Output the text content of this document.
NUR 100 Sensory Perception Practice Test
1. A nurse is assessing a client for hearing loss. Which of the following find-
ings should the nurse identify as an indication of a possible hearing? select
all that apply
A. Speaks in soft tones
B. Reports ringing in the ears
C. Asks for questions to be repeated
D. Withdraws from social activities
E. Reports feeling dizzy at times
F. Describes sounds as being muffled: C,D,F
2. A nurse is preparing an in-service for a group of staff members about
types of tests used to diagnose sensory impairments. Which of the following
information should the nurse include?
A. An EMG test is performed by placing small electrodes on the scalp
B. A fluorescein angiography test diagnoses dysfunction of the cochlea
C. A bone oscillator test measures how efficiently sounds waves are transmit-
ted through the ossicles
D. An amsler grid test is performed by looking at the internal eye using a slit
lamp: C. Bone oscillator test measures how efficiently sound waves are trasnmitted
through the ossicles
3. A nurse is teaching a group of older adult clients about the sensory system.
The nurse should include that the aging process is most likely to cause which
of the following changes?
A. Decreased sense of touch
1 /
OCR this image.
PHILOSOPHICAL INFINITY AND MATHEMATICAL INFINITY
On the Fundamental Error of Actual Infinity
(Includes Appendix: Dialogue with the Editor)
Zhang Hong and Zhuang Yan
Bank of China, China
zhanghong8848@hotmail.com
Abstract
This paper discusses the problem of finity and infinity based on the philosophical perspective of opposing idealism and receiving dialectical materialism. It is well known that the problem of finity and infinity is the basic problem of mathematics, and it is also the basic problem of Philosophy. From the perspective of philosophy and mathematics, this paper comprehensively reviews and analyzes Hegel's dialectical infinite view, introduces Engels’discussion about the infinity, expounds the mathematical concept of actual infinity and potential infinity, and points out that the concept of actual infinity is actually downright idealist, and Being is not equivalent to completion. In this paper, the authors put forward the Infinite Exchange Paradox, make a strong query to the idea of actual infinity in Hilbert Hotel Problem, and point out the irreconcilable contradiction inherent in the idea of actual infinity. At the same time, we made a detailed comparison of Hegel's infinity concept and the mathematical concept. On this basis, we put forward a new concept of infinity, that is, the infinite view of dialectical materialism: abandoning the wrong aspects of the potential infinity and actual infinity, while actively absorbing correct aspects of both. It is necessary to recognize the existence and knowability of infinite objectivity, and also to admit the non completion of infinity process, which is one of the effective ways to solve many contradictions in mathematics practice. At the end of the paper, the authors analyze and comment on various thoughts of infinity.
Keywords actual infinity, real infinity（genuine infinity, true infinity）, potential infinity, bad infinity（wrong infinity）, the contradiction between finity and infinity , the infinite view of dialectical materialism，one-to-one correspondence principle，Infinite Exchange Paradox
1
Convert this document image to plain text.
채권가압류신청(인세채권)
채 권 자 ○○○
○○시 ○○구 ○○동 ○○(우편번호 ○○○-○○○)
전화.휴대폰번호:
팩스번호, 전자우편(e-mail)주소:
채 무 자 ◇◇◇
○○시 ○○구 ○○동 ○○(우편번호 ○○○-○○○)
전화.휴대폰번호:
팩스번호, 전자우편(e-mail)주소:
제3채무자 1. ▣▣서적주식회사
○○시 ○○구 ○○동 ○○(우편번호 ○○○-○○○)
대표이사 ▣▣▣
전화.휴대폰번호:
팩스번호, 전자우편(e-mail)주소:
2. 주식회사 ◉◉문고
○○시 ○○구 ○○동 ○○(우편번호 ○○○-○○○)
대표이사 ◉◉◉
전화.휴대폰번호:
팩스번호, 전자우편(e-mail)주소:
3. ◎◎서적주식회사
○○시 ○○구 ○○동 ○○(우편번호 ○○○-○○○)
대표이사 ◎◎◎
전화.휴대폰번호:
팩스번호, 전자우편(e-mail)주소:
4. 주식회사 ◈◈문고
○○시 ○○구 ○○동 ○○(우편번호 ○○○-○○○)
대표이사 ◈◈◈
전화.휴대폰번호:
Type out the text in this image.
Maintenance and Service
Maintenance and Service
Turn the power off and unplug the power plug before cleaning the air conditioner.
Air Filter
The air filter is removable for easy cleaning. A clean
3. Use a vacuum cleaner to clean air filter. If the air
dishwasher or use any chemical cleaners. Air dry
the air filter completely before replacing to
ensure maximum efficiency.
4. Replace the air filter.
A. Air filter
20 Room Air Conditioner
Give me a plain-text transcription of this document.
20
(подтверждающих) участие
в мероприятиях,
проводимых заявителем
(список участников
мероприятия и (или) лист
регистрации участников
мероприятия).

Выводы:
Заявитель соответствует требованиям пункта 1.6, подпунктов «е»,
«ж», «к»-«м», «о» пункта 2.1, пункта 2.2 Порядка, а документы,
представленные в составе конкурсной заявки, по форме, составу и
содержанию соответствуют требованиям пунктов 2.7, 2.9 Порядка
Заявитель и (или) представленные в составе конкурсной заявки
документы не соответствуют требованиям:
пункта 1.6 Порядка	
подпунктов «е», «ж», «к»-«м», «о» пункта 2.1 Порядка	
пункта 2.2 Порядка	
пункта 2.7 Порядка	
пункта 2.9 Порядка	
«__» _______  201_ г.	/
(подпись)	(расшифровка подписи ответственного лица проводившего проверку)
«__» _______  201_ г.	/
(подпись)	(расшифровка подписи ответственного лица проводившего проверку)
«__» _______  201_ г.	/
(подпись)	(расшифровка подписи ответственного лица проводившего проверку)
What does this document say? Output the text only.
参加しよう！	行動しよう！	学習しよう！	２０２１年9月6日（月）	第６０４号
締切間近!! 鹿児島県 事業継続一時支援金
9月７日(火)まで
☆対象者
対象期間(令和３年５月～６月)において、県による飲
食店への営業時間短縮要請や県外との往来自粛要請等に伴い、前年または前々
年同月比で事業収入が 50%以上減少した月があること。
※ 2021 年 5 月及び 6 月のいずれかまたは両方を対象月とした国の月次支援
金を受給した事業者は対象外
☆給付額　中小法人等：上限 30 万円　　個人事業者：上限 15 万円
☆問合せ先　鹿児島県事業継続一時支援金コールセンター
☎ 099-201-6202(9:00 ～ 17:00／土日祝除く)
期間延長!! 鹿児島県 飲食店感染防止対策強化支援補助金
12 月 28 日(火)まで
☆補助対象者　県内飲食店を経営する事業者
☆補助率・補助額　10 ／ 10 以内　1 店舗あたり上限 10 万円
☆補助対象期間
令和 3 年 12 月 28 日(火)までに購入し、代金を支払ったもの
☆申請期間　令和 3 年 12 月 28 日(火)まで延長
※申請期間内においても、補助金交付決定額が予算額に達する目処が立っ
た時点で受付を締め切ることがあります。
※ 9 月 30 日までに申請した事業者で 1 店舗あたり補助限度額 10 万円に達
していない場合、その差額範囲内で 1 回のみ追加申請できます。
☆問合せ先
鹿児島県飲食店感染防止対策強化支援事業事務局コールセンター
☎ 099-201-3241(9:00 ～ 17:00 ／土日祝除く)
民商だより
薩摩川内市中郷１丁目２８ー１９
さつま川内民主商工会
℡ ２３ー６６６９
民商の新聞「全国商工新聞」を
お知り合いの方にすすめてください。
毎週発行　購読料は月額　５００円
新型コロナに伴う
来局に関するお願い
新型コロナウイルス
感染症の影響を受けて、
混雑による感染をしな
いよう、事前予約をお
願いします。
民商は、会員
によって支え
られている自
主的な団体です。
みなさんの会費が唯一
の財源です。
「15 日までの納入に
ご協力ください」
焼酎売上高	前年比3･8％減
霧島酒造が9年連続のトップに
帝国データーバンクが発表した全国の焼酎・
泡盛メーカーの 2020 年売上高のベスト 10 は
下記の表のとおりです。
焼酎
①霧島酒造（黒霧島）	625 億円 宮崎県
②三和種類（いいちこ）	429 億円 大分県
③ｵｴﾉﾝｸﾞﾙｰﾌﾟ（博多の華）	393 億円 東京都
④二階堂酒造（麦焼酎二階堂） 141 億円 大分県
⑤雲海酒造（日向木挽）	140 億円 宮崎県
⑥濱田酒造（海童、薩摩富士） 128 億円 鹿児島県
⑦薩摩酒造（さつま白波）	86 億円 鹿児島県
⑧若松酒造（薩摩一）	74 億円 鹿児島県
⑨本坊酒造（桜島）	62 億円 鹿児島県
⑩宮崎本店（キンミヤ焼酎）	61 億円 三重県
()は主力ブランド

-.-.-

> [Exercise aim] List the lines of the records where "measures" occurs.

> [Reply]
C. A bone oscillator test measures how efficiently sounds waves are transmit-
lamp: C. Bone oscillator test measures how efficiently sound waves are trasnmitted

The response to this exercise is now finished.